** Begin **

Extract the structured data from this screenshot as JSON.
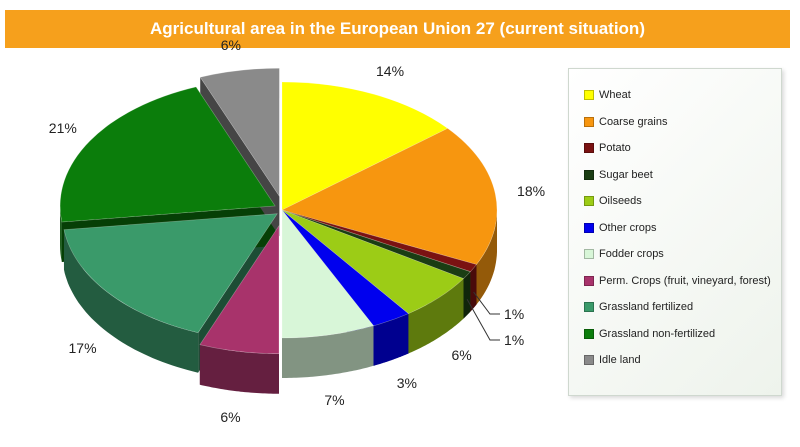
{
  "header": {
    "title": "Agricultural area in the European Union 27 (current situation)"
  },
  "chart_data": {
    "type": "pie",
    "title": "Agricultural area in the European Union 27 (current situation)",
    "legend_position": "right",
    "slices": [
      {
        "name": "Wheat",
        "value": 14,
        "label": "14%",
        "color": "#ffff00"
      },
      {
        "name": "Coarse grains",
        "value": 18,
        "label": "18%",
        "color": "#f7960f"
      },
      {
        "name": "Potato",
        "value": 1,
        "label": "1%",
        "color": "#7a1212"
      },
      {
        "name": "Sugar beet",
        "value": 1,
        "label": "1%",
        "color": "#1a3d13"
      },
      {
        "name": "Oilseeds",
        "value": 6,
        "label": "6%",
        "color": "#9ccc16"
      },
      {
        "name": "Other crops",
        "value": 3,
        "label": "3%",
        "color": "#0000ee"
      },
      {
        "name": "Fodder crops",
        "value": 7,
        "label": "7%",
        "color": "#d8f6d8"
      },
      {
        "name": "Perm. Crops (fruit, vineyard, forest)",
        "value": 6,
        "label": "6%",
        "color": "#a8336b"
      },
      {
        "name": "Grassland fertilized",
        "value": 17,
        "label": "17%",
        "color": "#3a9a6a"
      },
      {
        "name": "Grassland non-fertilized",
        "value": 21,
        "label": "21%",
        "color": "#0b7d0b"
      },
      {
        "name": "Idle land",
        "value": 6,
        "label": "6%",
        "color": "#8a8a8a"
      }
    ]
  }
}
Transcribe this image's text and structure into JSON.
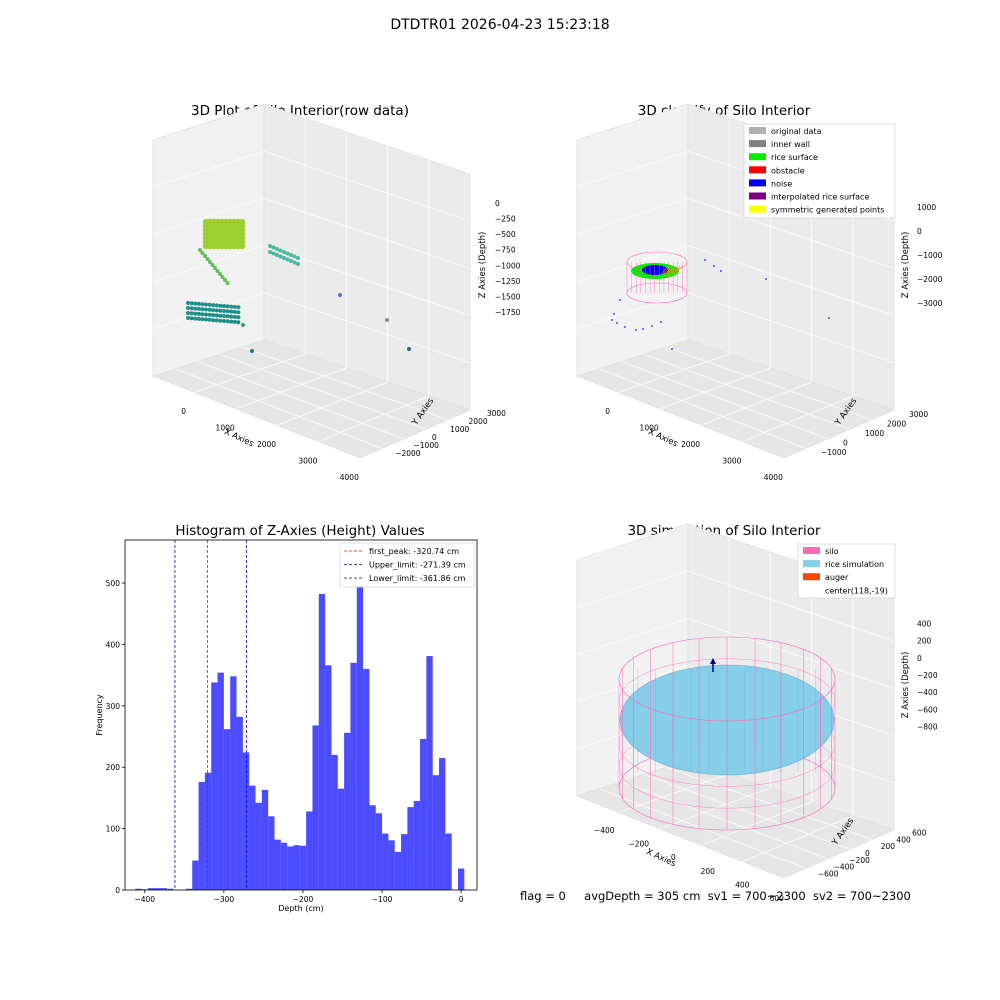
{
  "suptitle": "DTDTR01 2026-04-23 15:23:18",
  "status": {
    "flag": "flag = 0",
    "avg": "avgDepth = 305 cm",
    "sv1": "sv1 = 700~2300",
    "sv2": "sv2 = 700~2300"
  },
  "chart_data": [
    {
      "type": "scatter3d",
      "title": "3D Plot of Silo Interior(row data)",
      "xlabel": "X Axies",
      "ylabel": "Y Axies",
      "zlabel": "Z Axies (Depth)",
      "x_ticks": [
        "0",
        "1000",
        "2000",
        "3000",
        "4000"
      ],
      "y_ticks": [
        "−2000",
        "−1000",
        "0",
        "1000",
        "2000",
        "3000"
      ],
      "z_ticks": [
        "0",
        "−250",
        "−500",
        "−750",
        "−1000",
        "−1250",
        "−1500",
        "−1750"
      ],
      "colormap": "viridis"
    },
    {
      "type": "scatter3d",
      "title": "3D classify of Silo Interior",
      "xlabel": "X Axies",
      "ylabel": "Y Axies",
      "zlabel": "Z Axies (Depth)",
      "x_ticks": [
        "0",
        "1000",
        "2000",
        "3000",
        "4000"
      ],
      "y_ticks": [
        "−1000",
        "0",
        "1000",
        "2000",
        "3000"
      ],
      "z_ticks": [
        "1000",
        "0",
        "−1000",
        "−2000",
        "−3000"
      ],
      "legend_position": "top-right",
      "legend": [
        {
          "label": "original data",
          "color": "#b0b0b0"
        },
        {
          "label": "inner wall",
          "color": "#808080"
        },
        {
          "label": "rice surface",
          "color": "#00ee00"
        },
        {
          "label": "obstacle",
          "color": "#ff0000"
        },
        {
          "label": "noise",
          "color": "#0000ff"
        },
        {
          "label": "interpolated rice surface",
          "color": "#800080"
        },
        {
          "label": "symmetric generated points",
          "color": "#ffff00"
        }
      ]
    },
    {
      "type": "bar",
      "title": "Histogram of Z-Axies (Height) Values",
      "xlabel": "Depth (cm)",
      "ylabel": "Frequency",
      "xlim": [
        -425,
        20
      ],
      "ylim": [
        0,
        570
      ],
      "x_ticks": [
        -400,
        -300,
        -200,
        -100,
        0
      ],
      "y_ticks": [
        0,
        100,
        200,
        300,
        400,
        500
      ],
      "bar_color": "#0000ff",
      "bin_start": -412,
      "bin_width": 8,
      "values": [
        2,
        1,
        3,
        3,
        3,
        2,
        0,
        0,
        2,
        48,
        176,
        191,
        338,
        354,
        262,
        348,
        282,
        224,
        170,
        142,
        163,
        120,
        82,
        77,
        71,
        73,
        72,
        128,
        268,
        482,
        366,
        220,
        165,
        256,
        370,
        557,
        360,
        138,
        125,
        92,
        81,
        62,
        91,
        135,
        145,
        246,
        381,
        187,
        215,
        92,
        0,
        35
      ],
      "lines": [
        {
          "label": "first_peak: -320.74 cm",
          "x": -320.74,
          "color": "#ff0000"
        },
        {
          "label": "Upper_limit: -271.39 cm",
          "x": -271.39,
          "color": "#0000ff"
        },
        {
          "label": "Lower_limit: -361.86 cm",
          "x": -361.86,
          "color": "#0000ff"
        }
      ],
      "legend_position": "top-right"
    },
    {
      "type": "surface3d",
      "title": "3D simulation of Silo Interior",
      "xlabel": "X Axies",
      "ylabel": "Y Axies",
      "zlabel": "Z Axies (Depth)",
      "x_ticks": [
        "−400",
        "−200",
        "0",
        "200",
        "400",
        "600"
      ],
      "y_ticks": [
        "−600",
        "−400",
        "−200",
        "0",
        "200",
        "400",
        "600"
      ],
      "z_ticks": [
        "400",
        "200",
        "0",
        "−200",
        "−400",
        "−600",
        "−800"
      ],
      "legend_position": "top-right",
      "legend": [
        {
          "label": "silo",
          "color": "#ff69b4"
        },
        {
          "label": "rice simulation",
          "color": "#87ceeb"
        },
        {
          "label": "auger",
          "color": "#ff4500"
        },
        {
          "label": "center(118,-19)",
          "color": ""
        }
      ]
    }
  ]
}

** End **

**Goal**
For each line in the data above that contains the string "area", extract the line.

**Solution to this exercise**
    "title": "Agricultural area in the European Union 27 (current situation)"
    "title": "Agricultural area in the European Union 27 (current situation)",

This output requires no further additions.